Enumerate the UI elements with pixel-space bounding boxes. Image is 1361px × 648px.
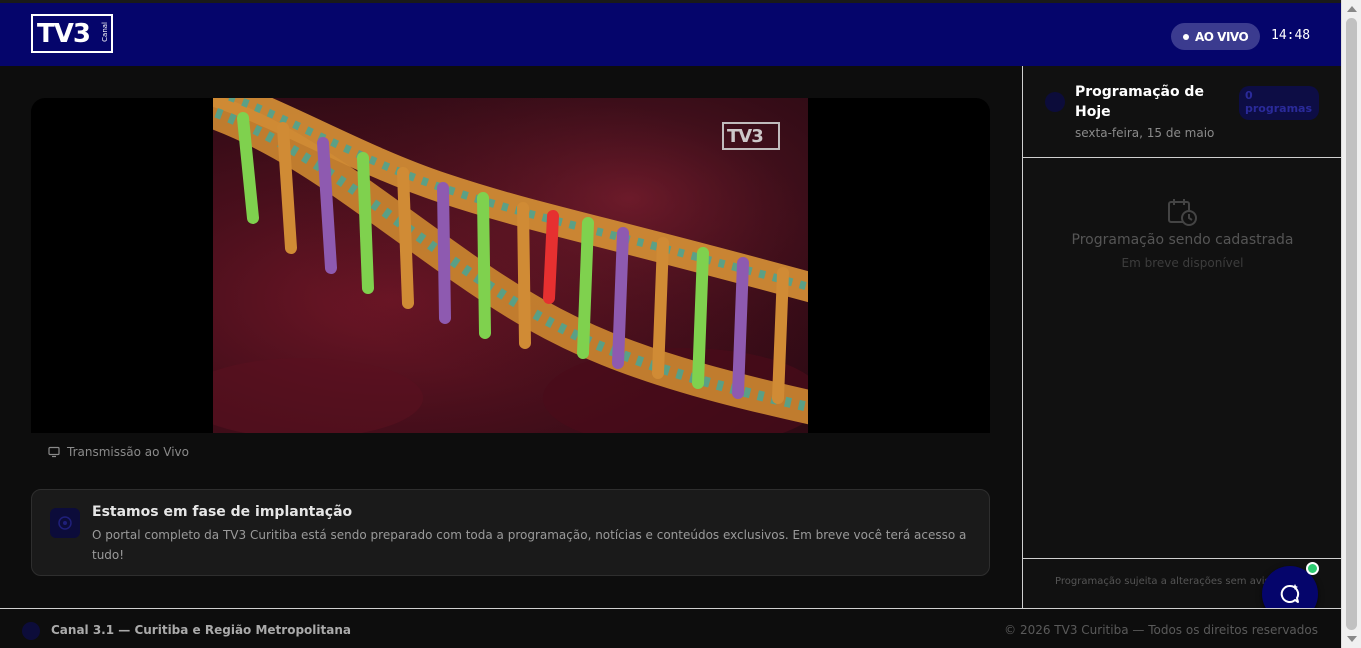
_ _ _ _ _ _ _
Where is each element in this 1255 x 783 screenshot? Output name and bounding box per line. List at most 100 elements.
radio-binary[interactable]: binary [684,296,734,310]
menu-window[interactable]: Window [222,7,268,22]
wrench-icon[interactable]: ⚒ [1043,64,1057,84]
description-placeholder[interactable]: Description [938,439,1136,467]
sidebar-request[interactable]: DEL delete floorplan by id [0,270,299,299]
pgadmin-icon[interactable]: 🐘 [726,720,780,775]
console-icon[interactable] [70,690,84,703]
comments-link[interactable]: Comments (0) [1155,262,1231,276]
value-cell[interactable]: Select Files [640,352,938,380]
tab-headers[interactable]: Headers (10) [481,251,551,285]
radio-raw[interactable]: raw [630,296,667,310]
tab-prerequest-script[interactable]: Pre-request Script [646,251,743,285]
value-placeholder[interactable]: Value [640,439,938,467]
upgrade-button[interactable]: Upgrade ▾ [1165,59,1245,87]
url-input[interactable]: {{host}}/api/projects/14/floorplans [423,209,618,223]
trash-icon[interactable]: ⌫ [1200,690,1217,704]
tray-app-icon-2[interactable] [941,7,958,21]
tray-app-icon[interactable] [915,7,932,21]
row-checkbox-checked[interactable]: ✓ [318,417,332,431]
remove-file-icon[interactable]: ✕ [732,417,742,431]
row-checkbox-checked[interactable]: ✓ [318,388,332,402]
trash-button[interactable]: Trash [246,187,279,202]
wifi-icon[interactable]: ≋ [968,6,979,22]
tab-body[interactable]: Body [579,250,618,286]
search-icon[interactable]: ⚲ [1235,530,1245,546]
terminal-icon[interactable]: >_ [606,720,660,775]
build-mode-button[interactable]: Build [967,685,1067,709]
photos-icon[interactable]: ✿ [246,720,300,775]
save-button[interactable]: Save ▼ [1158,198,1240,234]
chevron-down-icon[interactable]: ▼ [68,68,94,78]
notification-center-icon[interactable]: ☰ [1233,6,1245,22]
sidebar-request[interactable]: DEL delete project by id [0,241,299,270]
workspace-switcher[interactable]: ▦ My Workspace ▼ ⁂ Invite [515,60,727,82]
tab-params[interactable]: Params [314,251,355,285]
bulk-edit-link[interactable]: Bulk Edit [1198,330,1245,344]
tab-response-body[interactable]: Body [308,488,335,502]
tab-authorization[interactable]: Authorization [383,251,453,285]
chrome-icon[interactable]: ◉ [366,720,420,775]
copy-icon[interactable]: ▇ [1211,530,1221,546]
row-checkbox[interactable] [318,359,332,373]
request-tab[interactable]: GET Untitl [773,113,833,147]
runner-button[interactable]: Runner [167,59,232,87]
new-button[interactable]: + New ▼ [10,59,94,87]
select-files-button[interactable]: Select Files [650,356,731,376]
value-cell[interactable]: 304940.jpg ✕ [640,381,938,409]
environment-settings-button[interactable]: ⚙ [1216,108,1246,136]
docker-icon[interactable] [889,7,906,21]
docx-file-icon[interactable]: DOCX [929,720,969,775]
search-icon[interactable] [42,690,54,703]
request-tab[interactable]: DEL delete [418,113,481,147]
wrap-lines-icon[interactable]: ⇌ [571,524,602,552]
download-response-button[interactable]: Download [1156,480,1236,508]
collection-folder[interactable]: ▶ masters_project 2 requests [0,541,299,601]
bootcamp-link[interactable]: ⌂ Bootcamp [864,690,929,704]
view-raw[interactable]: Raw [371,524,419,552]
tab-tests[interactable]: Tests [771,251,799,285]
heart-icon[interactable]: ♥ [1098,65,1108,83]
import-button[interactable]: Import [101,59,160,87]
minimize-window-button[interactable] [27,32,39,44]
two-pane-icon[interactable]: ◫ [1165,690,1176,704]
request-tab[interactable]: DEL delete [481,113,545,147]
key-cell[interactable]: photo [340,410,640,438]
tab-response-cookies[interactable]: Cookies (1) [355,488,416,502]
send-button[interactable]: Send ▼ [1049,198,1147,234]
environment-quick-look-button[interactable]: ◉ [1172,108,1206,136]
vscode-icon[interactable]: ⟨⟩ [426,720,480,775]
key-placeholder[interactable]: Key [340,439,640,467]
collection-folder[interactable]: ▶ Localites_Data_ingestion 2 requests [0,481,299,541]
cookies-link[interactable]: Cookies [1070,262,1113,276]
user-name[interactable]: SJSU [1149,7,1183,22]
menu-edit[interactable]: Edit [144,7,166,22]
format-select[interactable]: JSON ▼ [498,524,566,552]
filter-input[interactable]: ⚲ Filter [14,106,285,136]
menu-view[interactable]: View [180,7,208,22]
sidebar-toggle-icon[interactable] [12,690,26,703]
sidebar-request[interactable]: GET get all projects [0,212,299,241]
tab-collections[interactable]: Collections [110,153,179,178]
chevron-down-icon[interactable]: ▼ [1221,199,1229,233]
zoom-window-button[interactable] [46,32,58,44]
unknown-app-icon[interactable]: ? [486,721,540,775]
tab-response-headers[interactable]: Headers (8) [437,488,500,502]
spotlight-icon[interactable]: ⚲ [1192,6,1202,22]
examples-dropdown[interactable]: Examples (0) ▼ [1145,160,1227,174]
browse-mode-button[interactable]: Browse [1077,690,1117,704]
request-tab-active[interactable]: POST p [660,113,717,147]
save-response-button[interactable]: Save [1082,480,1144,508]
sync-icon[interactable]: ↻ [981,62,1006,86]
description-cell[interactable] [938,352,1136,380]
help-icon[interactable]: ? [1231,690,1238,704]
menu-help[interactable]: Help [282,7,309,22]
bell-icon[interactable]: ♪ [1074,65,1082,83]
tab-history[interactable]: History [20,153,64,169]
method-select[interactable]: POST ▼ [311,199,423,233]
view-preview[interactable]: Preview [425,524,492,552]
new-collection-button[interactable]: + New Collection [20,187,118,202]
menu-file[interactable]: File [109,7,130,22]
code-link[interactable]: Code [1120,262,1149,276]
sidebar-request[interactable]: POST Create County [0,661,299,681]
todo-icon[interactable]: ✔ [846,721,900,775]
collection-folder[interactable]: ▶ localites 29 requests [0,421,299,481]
_ _ _ _ _ _ _
**TASK DESCRIPTION**
Quote the lines starting at the one containing "Where is each" and ending at the one containing "wrench-icon[interactable]: ⚒ [1043,64,1057,84]", both included, with no changes.

**SOLUTION BELOW**
Where is each element in this 1255 x 783 screenshot? Output name and bounding box per line. List at most 100 elements.
radio-binary[interactable]: binary [684,296,734,310]
menu-window[interactable]: Window [222,7,268,22]
wrench-icon[interactable]: ⚒ [1043,64,1057,84]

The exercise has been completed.